▸ Entries
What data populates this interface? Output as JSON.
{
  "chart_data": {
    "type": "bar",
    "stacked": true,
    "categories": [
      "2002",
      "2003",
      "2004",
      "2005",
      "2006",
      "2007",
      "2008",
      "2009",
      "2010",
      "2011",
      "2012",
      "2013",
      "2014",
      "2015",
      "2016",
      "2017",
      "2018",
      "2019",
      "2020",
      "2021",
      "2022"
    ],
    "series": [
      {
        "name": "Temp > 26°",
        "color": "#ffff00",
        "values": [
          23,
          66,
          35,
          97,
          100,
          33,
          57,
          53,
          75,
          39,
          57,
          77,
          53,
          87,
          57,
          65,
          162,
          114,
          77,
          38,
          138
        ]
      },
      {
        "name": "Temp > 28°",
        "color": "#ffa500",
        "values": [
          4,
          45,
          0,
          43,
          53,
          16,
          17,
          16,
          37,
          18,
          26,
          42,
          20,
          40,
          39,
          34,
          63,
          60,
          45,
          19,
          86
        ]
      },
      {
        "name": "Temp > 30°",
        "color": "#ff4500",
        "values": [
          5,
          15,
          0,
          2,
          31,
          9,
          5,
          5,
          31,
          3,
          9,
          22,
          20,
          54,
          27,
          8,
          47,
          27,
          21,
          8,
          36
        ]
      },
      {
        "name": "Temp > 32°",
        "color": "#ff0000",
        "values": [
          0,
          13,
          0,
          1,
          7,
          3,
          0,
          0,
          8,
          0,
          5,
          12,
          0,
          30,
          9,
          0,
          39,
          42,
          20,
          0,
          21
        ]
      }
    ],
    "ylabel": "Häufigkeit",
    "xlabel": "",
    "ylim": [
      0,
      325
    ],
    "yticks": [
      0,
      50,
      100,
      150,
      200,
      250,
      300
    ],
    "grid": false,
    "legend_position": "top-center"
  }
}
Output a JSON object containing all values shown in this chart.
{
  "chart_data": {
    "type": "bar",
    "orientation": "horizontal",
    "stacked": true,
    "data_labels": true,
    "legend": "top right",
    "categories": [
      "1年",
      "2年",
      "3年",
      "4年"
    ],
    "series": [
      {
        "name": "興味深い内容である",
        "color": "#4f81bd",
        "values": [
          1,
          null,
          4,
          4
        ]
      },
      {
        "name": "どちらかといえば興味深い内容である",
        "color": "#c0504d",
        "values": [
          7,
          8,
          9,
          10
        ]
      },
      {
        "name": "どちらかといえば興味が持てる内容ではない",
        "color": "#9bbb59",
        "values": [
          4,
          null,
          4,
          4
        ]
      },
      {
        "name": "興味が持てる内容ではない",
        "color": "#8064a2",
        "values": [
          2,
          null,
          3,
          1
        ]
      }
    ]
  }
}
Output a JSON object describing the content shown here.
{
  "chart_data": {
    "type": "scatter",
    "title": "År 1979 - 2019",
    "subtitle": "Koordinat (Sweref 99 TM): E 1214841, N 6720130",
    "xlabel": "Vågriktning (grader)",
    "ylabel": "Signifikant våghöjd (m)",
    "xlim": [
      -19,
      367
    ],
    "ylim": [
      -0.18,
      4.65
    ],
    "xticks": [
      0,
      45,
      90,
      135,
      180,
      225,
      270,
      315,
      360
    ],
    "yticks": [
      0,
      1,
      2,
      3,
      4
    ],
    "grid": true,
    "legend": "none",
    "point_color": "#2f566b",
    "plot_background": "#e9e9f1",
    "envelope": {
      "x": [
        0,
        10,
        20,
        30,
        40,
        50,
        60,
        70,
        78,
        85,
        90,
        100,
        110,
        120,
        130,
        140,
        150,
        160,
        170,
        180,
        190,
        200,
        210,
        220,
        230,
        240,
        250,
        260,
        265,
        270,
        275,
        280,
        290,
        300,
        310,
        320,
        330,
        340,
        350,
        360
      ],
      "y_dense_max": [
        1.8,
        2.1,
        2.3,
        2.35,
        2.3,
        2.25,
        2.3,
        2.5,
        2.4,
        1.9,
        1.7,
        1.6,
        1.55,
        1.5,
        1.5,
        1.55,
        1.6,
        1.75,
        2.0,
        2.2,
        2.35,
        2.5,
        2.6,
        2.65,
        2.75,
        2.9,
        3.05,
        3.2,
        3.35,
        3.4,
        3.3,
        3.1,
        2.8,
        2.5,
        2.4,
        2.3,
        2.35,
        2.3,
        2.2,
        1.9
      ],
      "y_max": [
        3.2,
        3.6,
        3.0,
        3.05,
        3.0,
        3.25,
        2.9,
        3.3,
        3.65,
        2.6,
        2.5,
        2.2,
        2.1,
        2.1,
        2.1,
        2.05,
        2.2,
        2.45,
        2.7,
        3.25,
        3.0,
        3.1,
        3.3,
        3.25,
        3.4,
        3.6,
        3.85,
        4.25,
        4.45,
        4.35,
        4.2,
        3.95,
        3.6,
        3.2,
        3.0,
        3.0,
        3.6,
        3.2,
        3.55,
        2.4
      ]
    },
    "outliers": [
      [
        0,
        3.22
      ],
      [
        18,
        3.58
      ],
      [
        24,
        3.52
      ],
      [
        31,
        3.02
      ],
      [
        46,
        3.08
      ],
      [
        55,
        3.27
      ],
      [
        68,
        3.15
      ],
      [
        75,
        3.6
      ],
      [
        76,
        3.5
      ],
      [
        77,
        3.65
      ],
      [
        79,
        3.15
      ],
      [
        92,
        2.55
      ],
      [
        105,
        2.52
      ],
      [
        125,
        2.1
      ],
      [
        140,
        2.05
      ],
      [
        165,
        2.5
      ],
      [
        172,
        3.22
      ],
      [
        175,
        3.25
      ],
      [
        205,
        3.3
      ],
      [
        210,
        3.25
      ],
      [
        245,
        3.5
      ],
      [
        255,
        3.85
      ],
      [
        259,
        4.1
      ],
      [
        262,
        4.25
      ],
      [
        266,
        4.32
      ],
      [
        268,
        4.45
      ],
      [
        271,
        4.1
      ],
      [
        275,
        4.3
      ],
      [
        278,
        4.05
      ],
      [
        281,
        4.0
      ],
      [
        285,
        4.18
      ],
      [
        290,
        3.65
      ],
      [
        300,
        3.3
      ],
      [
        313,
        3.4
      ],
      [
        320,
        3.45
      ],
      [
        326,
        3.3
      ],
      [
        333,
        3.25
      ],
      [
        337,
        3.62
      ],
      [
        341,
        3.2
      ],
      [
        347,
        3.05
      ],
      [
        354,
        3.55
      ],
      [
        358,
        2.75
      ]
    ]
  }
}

▸ Exercise prompt
Whichever lines contain the string "shown", select and copy them.

▸ Result for this task
Output a JSON object containing all values shown in this chart.
Output a JSON object describing the content shown here.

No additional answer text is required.